*** Data

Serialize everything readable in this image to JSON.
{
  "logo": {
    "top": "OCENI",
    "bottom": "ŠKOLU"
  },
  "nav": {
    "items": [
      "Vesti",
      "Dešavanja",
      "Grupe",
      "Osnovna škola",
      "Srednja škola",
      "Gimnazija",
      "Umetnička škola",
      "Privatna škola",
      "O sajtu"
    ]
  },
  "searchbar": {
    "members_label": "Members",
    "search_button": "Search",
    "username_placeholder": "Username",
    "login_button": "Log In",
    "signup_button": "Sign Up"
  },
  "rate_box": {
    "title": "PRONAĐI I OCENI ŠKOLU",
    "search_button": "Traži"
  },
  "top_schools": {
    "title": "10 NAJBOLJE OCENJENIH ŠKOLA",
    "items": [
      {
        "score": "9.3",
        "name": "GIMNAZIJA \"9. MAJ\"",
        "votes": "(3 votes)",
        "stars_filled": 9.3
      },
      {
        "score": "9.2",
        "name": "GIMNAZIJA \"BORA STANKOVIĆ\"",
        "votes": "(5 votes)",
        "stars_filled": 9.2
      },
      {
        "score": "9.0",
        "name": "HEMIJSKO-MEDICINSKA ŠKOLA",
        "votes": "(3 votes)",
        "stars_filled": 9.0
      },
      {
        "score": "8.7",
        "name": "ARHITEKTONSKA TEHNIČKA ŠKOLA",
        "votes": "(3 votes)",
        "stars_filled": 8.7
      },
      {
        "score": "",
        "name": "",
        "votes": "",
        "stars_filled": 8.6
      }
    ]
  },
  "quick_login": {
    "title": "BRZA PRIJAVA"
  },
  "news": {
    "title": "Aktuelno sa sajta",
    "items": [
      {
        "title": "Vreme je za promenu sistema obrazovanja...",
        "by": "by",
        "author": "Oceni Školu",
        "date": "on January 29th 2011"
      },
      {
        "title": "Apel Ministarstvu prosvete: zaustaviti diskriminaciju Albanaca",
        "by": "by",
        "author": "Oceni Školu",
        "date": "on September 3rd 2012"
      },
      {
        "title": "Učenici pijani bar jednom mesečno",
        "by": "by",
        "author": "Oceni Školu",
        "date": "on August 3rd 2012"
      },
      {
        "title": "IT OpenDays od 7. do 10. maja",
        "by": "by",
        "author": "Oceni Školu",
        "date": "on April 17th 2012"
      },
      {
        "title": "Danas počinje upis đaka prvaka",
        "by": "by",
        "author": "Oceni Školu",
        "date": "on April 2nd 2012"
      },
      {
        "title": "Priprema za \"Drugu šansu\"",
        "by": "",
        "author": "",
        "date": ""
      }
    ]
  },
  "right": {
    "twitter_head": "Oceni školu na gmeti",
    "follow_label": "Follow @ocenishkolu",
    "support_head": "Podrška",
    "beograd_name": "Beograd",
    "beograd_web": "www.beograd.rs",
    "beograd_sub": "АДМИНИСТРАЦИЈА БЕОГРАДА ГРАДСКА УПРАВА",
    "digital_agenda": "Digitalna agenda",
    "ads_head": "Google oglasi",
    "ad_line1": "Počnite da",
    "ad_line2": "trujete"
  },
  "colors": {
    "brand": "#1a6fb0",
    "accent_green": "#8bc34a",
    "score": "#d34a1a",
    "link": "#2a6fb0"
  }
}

******

Return every line of the material exactly.

Response below:
Serialize everything readable in this image to JSON.
{
  "logo": {
    "top": "OCENI",
    "bottom": "ŠKOLU"
  },
  "nav": {
    "items": [
      "Vesti",
      "Dešavanja",
      "Grupe",
      "Osnovna škola",
      "Srednja škola",
      "Gimnazija",
      "Umetnička škola",
      "Privatna škola",
      "O sajtu"
    ]
  },
  "searchbar": {
    "members_label": "Members",
    "search_button": "Search",
    "username_placeholder": "Username",
    "login_button": "Log In",
    "signup_button": "Sign Up"
  },
  "rate_box": {
    "title": "PRONAĐI I OCENI ŠKOLU",
    "search_button": "Traži"
  },
  "top_schools": {
    "title": "10 NAJBOLJE OCENJENIH ŠKOLA",
    "items": [
      {
        "score": "9.3",
        "name": "GIMNAZIJA \"9. MAJ\"",
        "votes": "(3 votes)",
        "stars_filled": 9.3
      },
      {
        "score": "9.2",
        "name": "GIMNAZIJA \"BORA STANKOVIĆ\"",
        "votes": "(5 votes)",
        "stars_filled": 9.2
      },
      {
        "score": "9.0",
        "name": "HEMIJSKO-MEDICINSKA ŠKOLA",
        "votes": "(3 votes)",
        "stars_filled": 9.0
      },
      {
        "score": "8.7",
        "name": "ARHITEKTONSKA TEHNIČKA ŠKOLA",
        "votes": "(3 votes)",
        "stars_filled": 8.7
      },
      {
        "score": "",
        "name": "",
        "votes": "",
        "stars_filled": 8.6
      }
    ]
  },
  "quick_login": {
    "title": "BRZA PRIJAVA"
  },
  "news": {
    "title": "Aktuelno sa sajta",
    "items": [
      {
        "title": "Vreme je za promenu sistema obrazovanja...",
        "by": "by",
        "author": "Oceni Školu",
        "date": "on January 29th 2011"
      },
      {
        "title": "Apel Ministarstvu prosvete: zaustaviti diskriminaciju Albanaca",
        "by": "by",
        "author": "Oceni Školu",
        "date": "on September 3rd 2012"
      },
      {
        "title": "Učenici pijani bar jednom mesečno",
        "by": "by",
        "author": "Oceni Školu",
        "date": "on August 3rd 2012"
      },
      {
        "title": "IT OpenDays od 7. do 10. maja",
        "by": "by",
        "author": "Oceni Školu",
        "date": "on April 17th 2012"
      },
      {
        "title": "Danas počinje upis đaka prvaka",
        "by": "by",
        "author": "Oceni Školu",
        "date": "on April 2nd 2012"
      },
      {
        "title": "Priprema za \"Drugu šansu\"",
        "by": "",
        "author": "",
        "date": ""
      }
    ]
  },
  "right": {
    "twitter_head": "Oceni školu na gmeti",
    "follow_label": "Follow @ocenishkolu",
    "support_head": "Podrška",
    "beograd_name": "Beograd",
    "beograd_web": "www.beograd.rs",
    "beograd_sub": "АДМИНИСТРАЦИЈА БЕОГРАДА ГРАДСКА УПРАВА",
    "digital_agenda": "Digitalna agenda",
    "ads_head": "Google oglasi",
    "ad_line1": "Počnite da",
    "ad_line2": "trujete"
  },
  "colors": {
    "brand": "#1a6fb0",
    "accent_green": "#8bc34a",
    "score": "#d34a1a",
    "link": "#2a6fb0"
  }
}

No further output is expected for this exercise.